THE REQUEST: Search the material for the string "image", then return every line where it is found.

DATA TO USE:
* Begin *

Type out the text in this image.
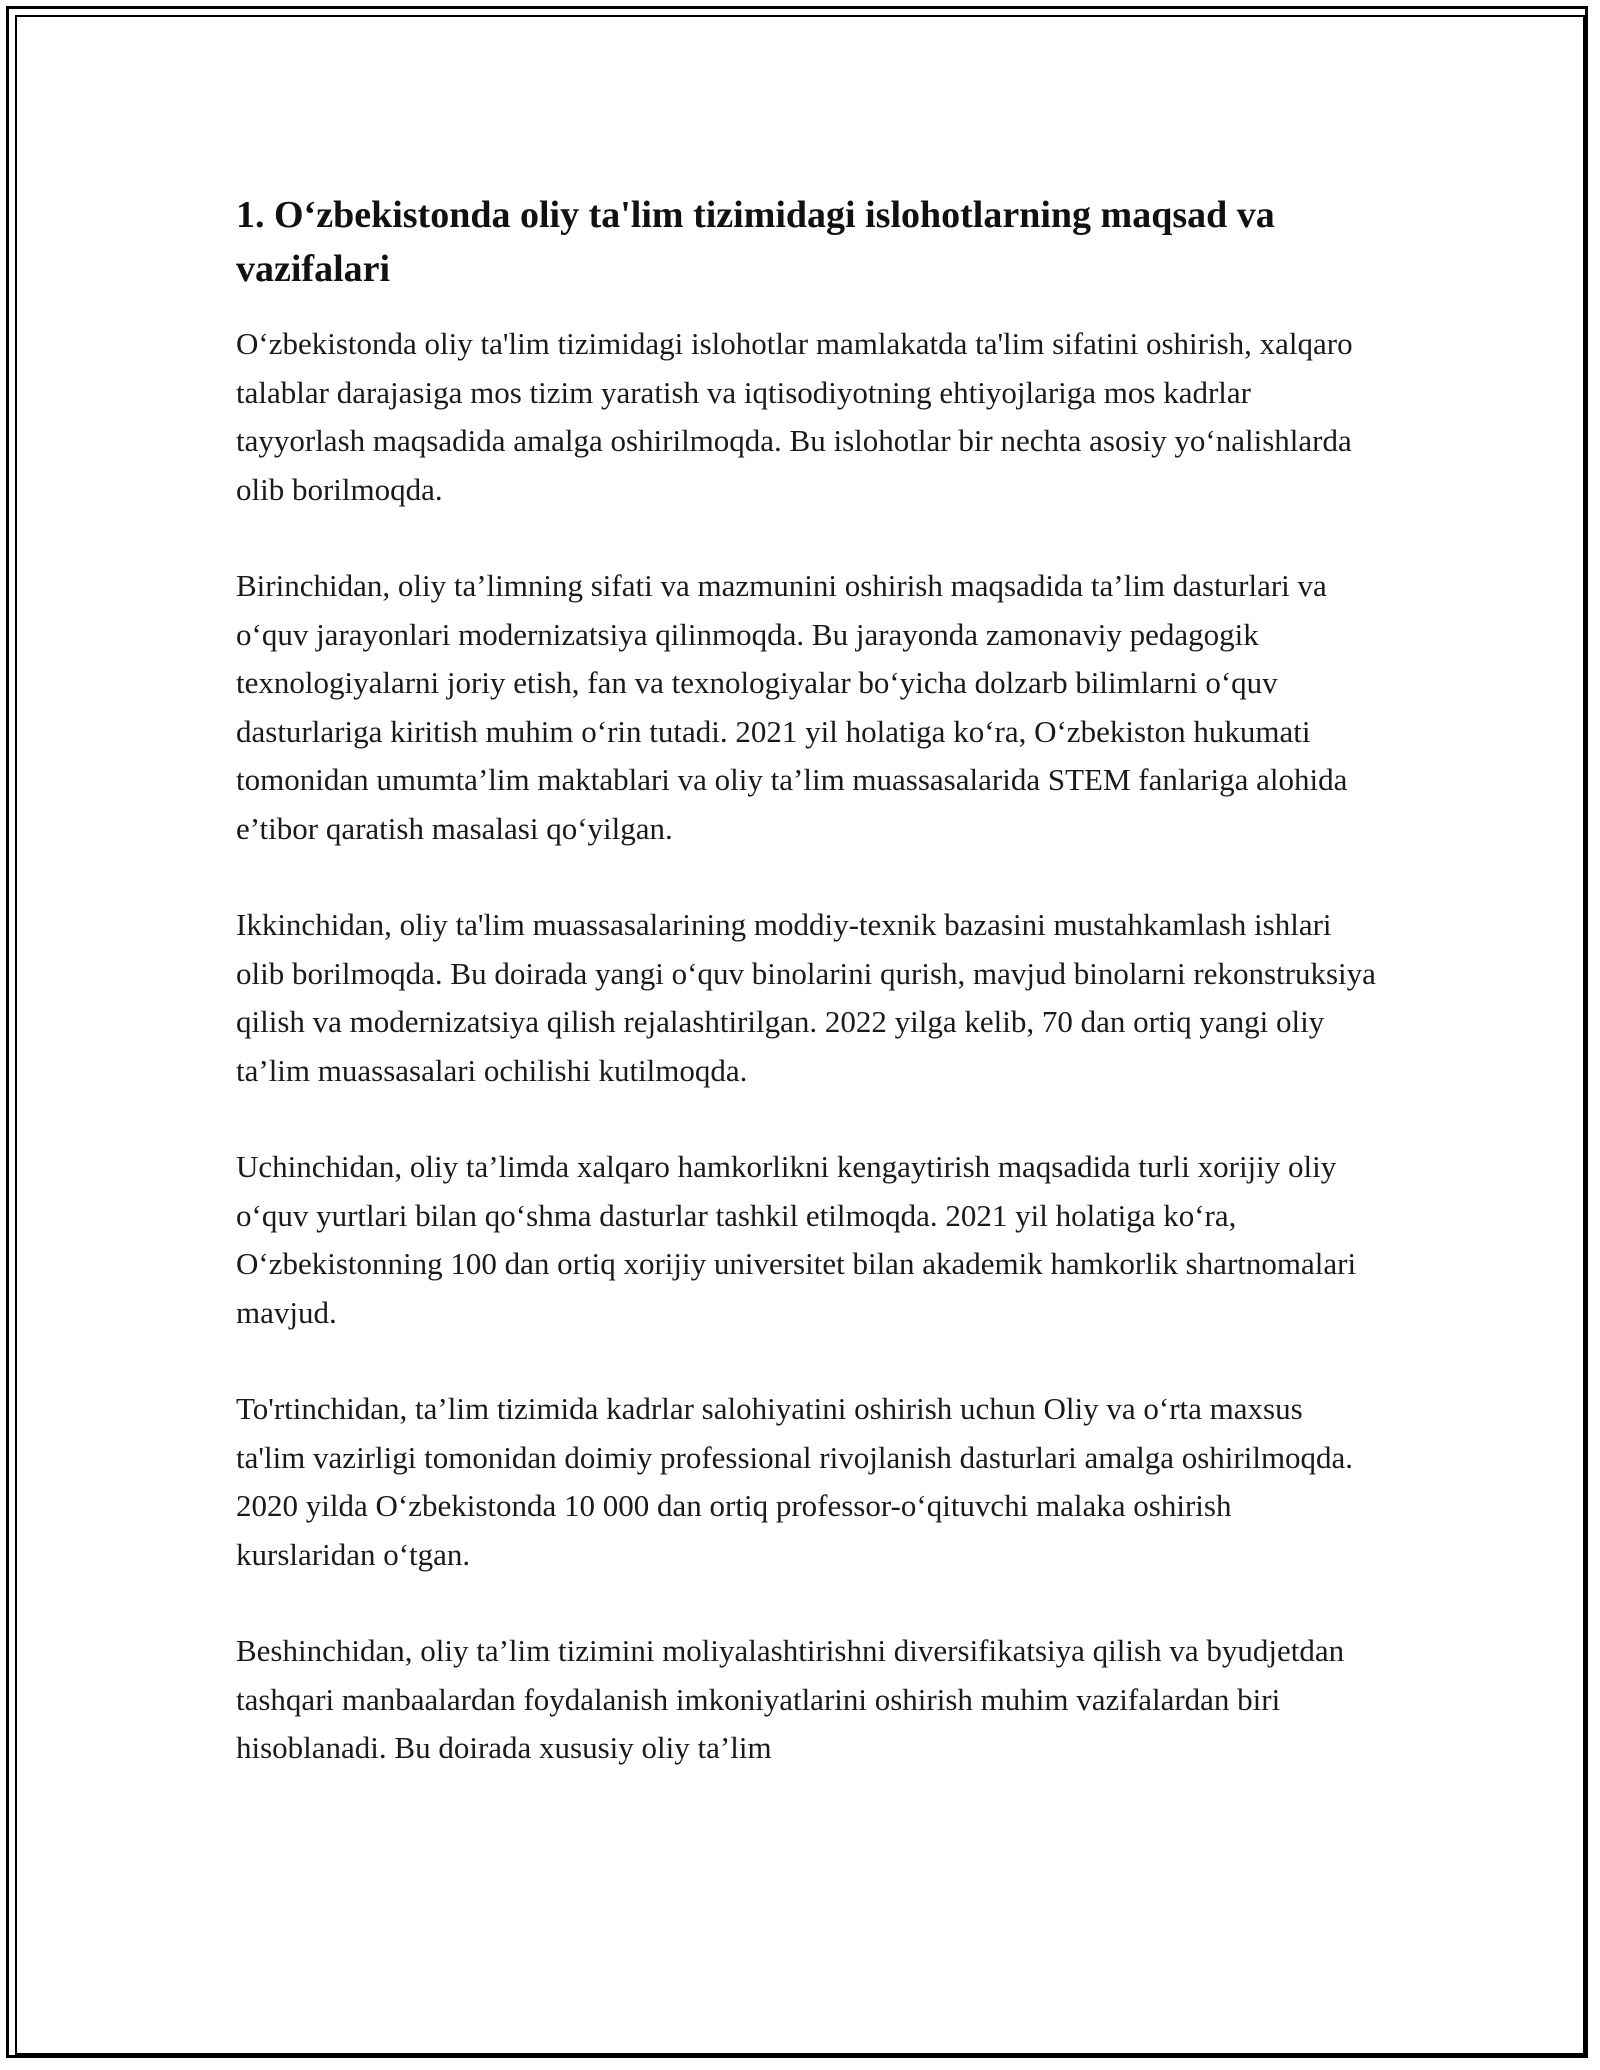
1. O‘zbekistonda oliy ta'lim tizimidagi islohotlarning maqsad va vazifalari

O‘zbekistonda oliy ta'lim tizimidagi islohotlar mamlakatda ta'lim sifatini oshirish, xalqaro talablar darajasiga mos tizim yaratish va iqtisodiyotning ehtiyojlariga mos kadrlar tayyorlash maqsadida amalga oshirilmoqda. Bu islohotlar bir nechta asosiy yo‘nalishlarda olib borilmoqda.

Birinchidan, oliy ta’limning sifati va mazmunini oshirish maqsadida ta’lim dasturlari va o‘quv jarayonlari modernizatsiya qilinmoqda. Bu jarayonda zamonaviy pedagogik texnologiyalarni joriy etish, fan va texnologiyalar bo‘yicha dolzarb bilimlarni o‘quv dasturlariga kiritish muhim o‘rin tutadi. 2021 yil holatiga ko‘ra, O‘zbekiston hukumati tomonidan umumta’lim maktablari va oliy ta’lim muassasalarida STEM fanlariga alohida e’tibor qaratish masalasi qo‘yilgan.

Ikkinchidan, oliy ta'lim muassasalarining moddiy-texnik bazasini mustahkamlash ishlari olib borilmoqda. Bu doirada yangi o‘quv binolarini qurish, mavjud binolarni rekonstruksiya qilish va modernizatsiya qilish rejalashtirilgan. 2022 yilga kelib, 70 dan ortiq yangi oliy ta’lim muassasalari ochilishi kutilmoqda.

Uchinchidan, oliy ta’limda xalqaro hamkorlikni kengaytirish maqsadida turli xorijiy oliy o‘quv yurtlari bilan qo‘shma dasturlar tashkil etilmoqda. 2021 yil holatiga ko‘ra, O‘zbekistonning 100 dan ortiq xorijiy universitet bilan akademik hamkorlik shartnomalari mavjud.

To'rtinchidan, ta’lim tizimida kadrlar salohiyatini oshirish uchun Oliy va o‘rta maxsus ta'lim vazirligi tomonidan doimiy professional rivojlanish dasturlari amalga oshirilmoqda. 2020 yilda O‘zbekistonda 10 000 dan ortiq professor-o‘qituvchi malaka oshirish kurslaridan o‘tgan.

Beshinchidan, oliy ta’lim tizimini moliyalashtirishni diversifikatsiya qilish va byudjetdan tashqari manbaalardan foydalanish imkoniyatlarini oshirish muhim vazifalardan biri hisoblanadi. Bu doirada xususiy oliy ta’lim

* End *
* Begin *

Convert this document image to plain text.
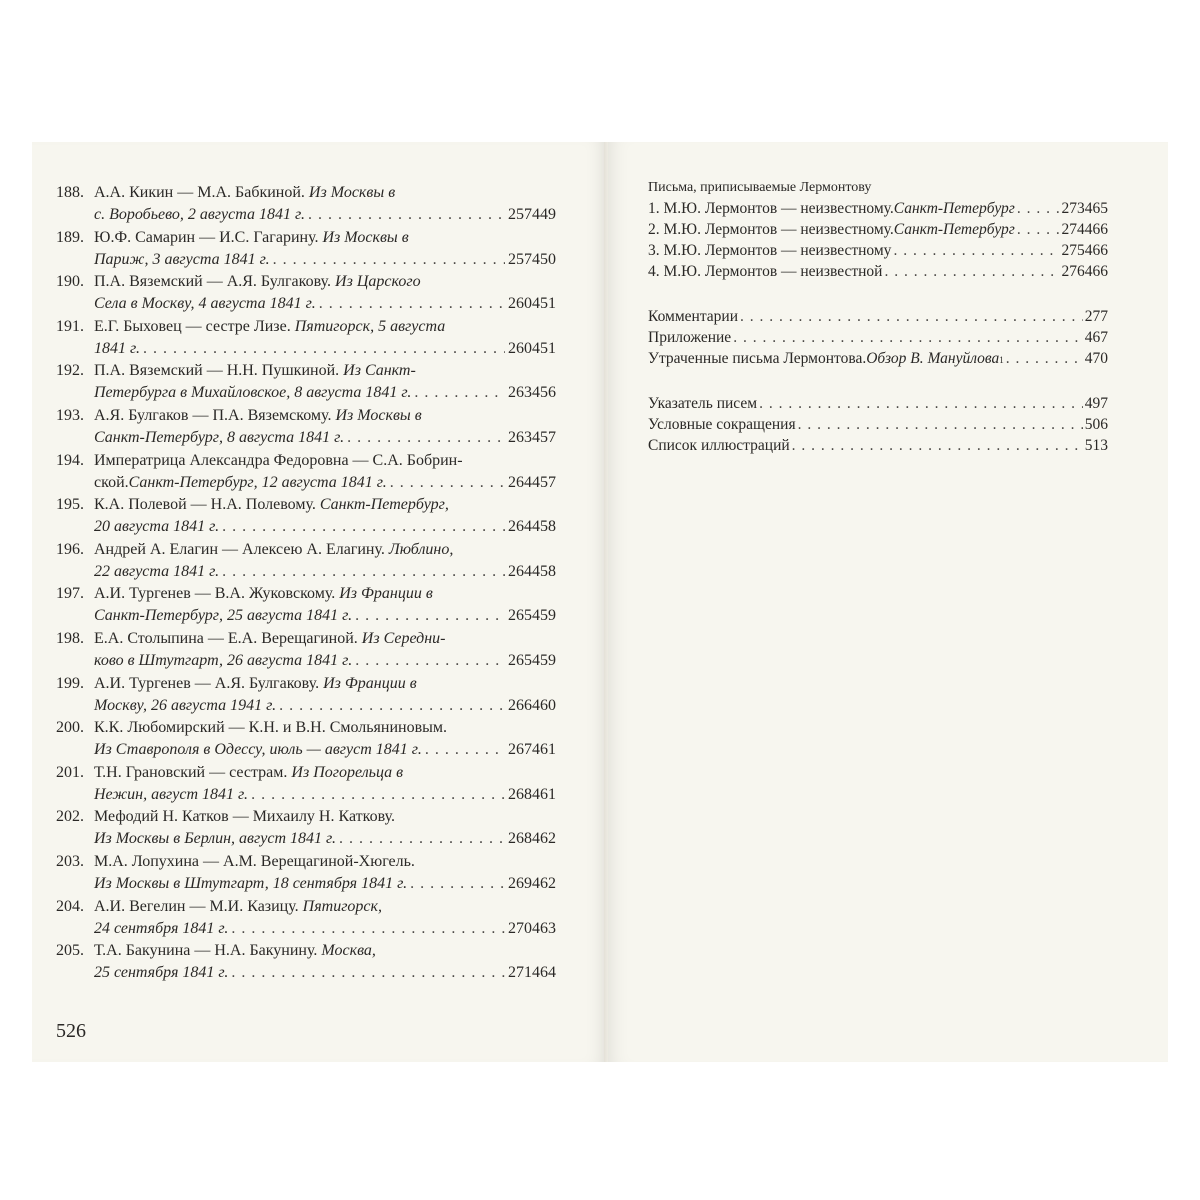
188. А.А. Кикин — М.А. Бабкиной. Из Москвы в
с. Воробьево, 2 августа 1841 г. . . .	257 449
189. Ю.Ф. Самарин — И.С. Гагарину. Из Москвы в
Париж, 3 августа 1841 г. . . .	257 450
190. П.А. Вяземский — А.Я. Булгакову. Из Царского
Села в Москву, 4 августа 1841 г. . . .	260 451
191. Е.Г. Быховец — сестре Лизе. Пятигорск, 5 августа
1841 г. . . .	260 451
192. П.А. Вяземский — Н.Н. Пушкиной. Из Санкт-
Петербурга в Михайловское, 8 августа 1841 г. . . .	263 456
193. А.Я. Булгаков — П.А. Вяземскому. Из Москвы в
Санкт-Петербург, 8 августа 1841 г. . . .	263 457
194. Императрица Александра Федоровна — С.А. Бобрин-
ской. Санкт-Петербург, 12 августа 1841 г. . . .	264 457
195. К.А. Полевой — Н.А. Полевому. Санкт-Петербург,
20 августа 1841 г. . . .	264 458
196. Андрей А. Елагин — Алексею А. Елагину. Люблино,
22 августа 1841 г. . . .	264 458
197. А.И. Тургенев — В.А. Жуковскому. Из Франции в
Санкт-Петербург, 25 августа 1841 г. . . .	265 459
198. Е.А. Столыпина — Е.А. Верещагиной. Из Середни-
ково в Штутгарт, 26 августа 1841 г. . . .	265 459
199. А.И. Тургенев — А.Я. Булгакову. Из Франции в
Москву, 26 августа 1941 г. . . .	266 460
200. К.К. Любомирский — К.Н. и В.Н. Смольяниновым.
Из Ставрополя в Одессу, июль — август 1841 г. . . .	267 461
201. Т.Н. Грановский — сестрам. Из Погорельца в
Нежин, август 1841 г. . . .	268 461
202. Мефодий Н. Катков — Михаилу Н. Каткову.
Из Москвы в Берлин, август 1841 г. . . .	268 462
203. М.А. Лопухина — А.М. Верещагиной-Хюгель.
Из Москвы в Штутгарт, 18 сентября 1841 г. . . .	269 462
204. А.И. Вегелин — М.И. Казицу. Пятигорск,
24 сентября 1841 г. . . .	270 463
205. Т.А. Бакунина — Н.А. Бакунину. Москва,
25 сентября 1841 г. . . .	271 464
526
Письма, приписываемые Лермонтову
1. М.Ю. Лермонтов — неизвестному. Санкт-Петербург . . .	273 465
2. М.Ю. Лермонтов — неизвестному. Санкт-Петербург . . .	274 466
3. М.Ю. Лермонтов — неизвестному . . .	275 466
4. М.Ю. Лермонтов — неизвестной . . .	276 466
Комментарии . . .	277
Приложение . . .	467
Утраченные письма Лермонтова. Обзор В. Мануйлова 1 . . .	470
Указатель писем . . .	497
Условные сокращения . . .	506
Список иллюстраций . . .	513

* End *
* Begin *

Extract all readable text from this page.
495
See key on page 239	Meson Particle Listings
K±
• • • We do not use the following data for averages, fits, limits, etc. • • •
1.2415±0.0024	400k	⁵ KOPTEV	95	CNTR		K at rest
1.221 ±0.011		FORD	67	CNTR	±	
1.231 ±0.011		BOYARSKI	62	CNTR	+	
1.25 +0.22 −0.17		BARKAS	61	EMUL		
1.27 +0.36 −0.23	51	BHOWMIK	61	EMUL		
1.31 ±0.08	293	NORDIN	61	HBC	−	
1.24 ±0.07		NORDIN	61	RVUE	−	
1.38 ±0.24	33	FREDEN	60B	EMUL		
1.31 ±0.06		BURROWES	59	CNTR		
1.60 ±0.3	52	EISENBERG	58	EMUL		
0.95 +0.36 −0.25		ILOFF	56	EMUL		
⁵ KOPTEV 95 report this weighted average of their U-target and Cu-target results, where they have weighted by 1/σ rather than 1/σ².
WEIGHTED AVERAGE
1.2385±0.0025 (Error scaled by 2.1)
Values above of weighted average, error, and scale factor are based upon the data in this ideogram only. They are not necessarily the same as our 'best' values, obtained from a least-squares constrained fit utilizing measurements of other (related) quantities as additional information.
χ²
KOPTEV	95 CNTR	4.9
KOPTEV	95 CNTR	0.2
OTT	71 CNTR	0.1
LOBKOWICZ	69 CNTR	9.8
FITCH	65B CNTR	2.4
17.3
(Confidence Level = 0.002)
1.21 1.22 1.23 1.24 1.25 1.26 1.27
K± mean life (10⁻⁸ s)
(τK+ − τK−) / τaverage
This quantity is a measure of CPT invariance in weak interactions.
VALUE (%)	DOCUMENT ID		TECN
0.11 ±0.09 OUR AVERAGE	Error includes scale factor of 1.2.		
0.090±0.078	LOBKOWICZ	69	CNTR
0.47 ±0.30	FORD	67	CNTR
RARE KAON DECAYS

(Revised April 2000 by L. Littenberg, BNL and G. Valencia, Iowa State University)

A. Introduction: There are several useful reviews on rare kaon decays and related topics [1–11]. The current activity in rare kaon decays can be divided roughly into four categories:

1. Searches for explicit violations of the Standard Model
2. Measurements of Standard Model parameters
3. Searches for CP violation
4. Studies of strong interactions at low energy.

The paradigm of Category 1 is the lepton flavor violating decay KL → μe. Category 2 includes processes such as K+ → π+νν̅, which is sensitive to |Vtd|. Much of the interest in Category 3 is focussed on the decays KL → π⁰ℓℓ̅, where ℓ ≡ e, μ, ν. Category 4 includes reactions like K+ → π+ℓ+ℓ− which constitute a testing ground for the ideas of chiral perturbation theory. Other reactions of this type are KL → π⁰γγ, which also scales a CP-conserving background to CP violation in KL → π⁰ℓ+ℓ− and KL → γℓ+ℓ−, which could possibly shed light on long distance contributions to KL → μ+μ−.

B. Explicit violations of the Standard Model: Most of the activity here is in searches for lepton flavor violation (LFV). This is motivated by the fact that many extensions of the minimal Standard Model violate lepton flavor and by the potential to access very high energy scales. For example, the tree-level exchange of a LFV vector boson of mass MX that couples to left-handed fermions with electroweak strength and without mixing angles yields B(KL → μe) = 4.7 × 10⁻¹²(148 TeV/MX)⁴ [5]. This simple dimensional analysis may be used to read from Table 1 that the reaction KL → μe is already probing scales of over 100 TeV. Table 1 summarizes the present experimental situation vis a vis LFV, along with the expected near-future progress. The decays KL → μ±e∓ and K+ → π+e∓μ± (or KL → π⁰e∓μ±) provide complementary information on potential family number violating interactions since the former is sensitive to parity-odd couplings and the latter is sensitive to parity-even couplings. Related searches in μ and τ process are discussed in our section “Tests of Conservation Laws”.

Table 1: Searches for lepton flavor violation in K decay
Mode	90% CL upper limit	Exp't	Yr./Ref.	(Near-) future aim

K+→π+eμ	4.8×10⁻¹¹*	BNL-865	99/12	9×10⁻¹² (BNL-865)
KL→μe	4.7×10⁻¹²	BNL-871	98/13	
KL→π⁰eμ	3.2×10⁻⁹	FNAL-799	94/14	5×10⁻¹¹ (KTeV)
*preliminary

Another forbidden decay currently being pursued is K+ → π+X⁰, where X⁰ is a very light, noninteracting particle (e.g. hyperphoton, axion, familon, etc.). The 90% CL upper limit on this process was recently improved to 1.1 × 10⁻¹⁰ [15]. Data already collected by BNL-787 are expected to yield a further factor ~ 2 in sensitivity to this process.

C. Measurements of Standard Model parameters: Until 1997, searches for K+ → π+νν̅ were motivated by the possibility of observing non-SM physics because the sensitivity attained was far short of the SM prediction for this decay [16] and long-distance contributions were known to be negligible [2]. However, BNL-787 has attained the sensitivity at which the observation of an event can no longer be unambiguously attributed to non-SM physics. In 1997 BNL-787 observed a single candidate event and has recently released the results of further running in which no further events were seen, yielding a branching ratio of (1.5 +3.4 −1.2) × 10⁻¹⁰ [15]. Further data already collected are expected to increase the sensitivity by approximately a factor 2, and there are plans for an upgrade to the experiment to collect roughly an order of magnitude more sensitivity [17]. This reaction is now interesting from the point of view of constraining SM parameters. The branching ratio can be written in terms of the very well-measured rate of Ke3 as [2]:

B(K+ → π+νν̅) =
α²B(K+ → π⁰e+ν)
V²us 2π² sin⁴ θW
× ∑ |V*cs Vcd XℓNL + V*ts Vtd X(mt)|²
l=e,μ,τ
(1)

* End *

SOLUTION:
Type out the text in this image.
Convert this document image to plain text.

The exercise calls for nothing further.